> _Material for this exercise_:
------------------------

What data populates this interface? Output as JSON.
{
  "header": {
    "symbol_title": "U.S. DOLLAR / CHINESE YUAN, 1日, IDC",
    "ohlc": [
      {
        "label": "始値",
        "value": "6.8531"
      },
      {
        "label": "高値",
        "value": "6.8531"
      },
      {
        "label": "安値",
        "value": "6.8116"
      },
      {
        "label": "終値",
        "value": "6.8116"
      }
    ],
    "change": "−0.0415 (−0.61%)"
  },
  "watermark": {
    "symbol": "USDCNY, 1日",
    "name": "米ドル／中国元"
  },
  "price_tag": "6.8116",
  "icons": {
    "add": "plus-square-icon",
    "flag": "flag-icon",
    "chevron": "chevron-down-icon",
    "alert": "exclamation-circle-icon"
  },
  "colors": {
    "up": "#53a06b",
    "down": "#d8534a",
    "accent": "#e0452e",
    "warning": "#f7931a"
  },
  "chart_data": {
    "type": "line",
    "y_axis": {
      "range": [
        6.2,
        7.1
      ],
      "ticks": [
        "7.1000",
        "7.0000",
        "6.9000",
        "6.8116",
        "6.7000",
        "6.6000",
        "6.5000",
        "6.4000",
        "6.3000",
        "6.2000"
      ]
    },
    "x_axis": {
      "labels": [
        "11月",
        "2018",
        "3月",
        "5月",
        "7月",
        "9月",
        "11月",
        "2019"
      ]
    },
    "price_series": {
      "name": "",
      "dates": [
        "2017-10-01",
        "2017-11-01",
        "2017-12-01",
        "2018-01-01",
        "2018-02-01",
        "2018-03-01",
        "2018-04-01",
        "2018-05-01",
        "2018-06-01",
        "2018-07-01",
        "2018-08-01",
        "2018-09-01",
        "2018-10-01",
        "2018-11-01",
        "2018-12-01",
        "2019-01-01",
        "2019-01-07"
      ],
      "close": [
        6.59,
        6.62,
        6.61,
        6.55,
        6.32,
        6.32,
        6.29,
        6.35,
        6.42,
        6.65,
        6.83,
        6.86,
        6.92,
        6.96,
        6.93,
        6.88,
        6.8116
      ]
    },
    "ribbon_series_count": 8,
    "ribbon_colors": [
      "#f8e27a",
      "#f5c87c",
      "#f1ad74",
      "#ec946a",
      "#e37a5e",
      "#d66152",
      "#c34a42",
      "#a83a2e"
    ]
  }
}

------------------------

From the records above, extract every line exactly as it stands.

What data populates this interface? Output as JSON.
{
  "header": {
    "symbol_title": "U.S. DOLLAR / CHINESE YUAN, 1日, IDC",
    "ohlc": [
      {
        "label": "始値",
        "value": "6.8531"
      },
      {
        "label": "高値",
        "value": "6.8531"
      },
      {
        "label": "安値",
        "value": "6.8116"
      },
      {
        "label": "終値",
        "value": "6.8116"
      }
    ],
    "change": "−0.0415 (−0.61%)"
  },
  "watermark": {
    "symbol": "USDCNY, 1日",
    "name": "米ドル／中国元"
  },
  "price_tag": "6.8116",
  "icons": {
    "add": "plus-square-icon",
    "flag": "flag-icon",
    "chevron": "chevron-down-icon",
    "alert": "exclamation-circle-icon"
  },
  "colors": {
    "up": "#53a06b",
    "down": "#d8534a",
    "accent": "#e0452e",
    "warning": "#f7931a"
  },
  "chart_data": {
    "type": "line",
    "y_axis": {
      "range": [
        6.2,
        7.1
      ],
      "ticks": [
        "7.1000",
        "7.0000",
        "6.9000",
        "6.8116",
        "6.7000",
        "6.6000",
        "6.5000",
        "6.4000",
        "6.3000",
        "6.2000"
      ]
    },
    "x_axis": {
      "labels": [
        "11月",
        "2018",
        "3月",
        "5月",
        "7月",
        "9月",
        "11月",
        "2019"
      ]
    },
    "price_series": {
      "name": "",
      "dates": [
        "2017-10-01",
        "2017-11-01",
        "2017-12-01",
        "2018-01-01",
        "2018-02-01",
        "2018-03-01",
        "2018-04-01",
        "2018-05-01",
        "2018-06-01",
        "2018-07-01",
        "2018-08-01",
        "2018-09-01",
        "2018-10-01",
        "2018-11-01",
        "2018-12-01",
        "2019-01-01",
        "2019-01-07"
      ],
      "close": [
        6.59,
        6.62,
        6.61,
        6.55,
        6.32,
        6.32,
        6.29,
        6.35,
        6.42,
        6.65,
        6.83,
        6.86,
        6.92,
        6.96,
        6.93,
        6.88,
        6.8116
      ]
    },
    "ribbon_series_count": 8,
    "ribbon_colors": [
      "#f8e27a",
      "#f5c87c",
      "#f1ad74",
      "#ec946a",
      "#e37a5e",
      "#d66152",
      "#c34a42",
      "#a83a2e"
    ]
  }
}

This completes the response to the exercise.